To do
Output the material beneath exactly, leaving nothing out.

----

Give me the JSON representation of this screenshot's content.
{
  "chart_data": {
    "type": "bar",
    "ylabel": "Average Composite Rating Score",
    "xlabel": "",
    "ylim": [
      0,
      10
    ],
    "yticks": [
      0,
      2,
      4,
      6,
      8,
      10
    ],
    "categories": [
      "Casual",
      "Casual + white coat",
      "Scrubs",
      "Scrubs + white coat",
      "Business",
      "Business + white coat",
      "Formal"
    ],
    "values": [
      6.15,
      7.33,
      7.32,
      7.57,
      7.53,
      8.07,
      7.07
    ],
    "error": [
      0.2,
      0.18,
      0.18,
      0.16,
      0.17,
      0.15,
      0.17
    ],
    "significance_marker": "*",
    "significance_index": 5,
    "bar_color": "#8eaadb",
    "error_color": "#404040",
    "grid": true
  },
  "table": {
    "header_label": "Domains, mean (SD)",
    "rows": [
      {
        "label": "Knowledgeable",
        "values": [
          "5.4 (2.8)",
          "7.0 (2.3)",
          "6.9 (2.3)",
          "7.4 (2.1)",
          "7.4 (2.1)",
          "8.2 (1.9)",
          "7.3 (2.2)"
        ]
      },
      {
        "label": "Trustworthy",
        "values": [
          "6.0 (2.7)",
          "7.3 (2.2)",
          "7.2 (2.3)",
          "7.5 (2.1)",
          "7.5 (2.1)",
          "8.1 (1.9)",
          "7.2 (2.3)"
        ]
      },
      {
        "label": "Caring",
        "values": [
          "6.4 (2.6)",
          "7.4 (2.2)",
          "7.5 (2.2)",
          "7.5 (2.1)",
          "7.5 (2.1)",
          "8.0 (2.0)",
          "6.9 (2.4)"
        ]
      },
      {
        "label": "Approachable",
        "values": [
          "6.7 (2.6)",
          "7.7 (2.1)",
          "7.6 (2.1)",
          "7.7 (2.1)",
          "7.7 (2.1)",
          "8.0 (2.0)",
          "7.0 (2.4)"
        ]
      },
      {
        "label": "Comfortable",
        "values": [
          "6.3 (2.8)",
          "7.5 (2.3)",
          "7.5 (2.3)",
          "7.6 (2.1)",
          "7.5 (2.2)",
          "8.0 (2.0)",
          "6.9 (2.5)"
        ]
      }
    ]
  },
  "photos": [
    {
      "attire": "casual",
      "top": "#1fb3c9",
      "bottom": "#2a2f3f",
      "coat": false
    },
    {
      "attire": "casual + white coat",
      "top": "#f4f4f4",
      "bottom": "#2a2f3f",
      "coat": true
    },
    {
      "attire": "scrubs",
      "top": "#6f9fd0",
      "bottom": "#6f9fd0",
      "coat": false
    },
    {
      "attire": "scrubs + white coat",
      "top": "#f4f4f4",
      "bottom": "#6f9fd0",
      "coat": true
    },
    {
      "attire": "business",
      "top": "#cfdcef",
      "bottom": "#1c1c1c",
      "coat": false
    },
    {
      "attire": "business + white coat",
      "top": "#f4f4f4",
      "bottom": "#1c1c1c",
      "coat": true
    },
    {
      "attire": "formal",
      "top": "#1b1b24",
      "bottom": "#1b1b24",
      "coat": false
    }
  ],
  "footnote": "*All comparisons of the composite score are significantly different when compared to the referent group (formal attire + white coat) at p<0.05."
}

----

Response
Give me the JSON representation of this screenshot's content.
{
  "chart_data": {
    "type": "bar",
    "ylabel": "Average Composite Rating Score",
    "xlabel": "",
    "ylim": [
      0,
      10
    ],
    "yticks": [
      0,
      2,
      4,
      6,
      8,
      10
    ],
    "categories": [
      "Casual",
      "Casual + white coat",
      "Scrubs",
      "Scrubs + white coat",
      "Business",
      "Business + white coat",
      "Formal"
    ],
    "values": [
      6.15,
      7.33,
      7.32,
      7.57,
      7.53,
      8.07,
      7.07
    ],
    "error": [
      0.2,
      0.18,
      0.18,
      0.16,
      0.17,
      0.15,
      0.17
    ],
    "significance_marker": "*",
    "significance_index": 5,
    "bar_color": "#8eaadb",
    "error_color": "#404040",
    "grid": true
  },
  "table": {
    "header_label": "Domains, mean (SD)",
    "rows": [
      {
        "label": "Knowledgeable",
        "values": [
          "5.4 (2.8)",
          "7.0 (2.3)",
          "6.9 (2.3)",
          "7.4 (2.1)",
          "7.4 (2.1)",
          "8.2 (1.9)",
          "7.3 (2.2)"
        ]
      },
      {
        "label": "Trustworthy",
        "values": [
          "6.0 (2.7)",
          "7.3 (2.2)",
          "7.2 (2.3)",
          "7.5 (2.1)",
          "7.5 (2.1)",
          "8.1 (1.9)",
          "7.2 (2.3)"
        ]
      },
      {
        "label": "Caring",
        "values": [
          "6.4 (2.6)",
          "7.4 (2.2)",
          "7.5 (2.2)",
          "7.5 (2.1)",
          "7.5 (2.1)",
          "8.0 (2.0)",
          "6.9 (2.4)"
        ]
      },
      {
        "label": "Approachable",
        "values": [
          "6.7 (2.6)",
          "7.7 (2.1)",
          "7.6 (2.1)",
          "7.7 (2.1)",
          "7.7 (2.1)",
          "8.0 (2.0)",
          "7.0 (2.4)"
        ]
      },
      {
        "label": "Comfortable",
        "values": [
          "6.3 (2.8)",
          "7.5 (2.3)",
          "7.5 (2.3)",
          "7.6 (2.1)",
          "7.5 (2.2)",
          "8.0 (2.0)",
          "6.9 (2.5)"
        ]
      }
    ]
  },
  "photos": [
    {
      "attire": "casual",
      "top": "#1fb3c9",
      "bottom": "#2a2f3f",
      "coat": false
    },
    {
      "attire": "casual + white coat",
      "top": "#f4f4f4",
      "bottom": "#2a2f3f",
      "coat": true
    },
    {
      "attire": "scrubs",
      "top": "#6f9fd0",
      "bottom": "#6f9fd0",
      "coat": false
    },
    {
      "attire": "scrubs + white coat",
      "top": "#f4f4f4",
      "bottom": "#6f9fd0",
      "coat": true
    },
    {
      "attire": "business",
      "top": "#cfdcef",
      "bottom": "#1c1c1c",
      "coat": false
    },
    {
      "attire": "business + white coat",
      "top": "#f4f4f4",
      "bottom": "#1c1c1c",
      "coat": true
    },
    {
      "attire": "formal",
      "top": "#1b1b24",
      "bottom": "#1b1b24",
      "coat": false
    }
  ],
  "footnote": "*All comparisons of the composite score are significantly different when compared to the referent group (formal attire + white coat) at p<0.05."
}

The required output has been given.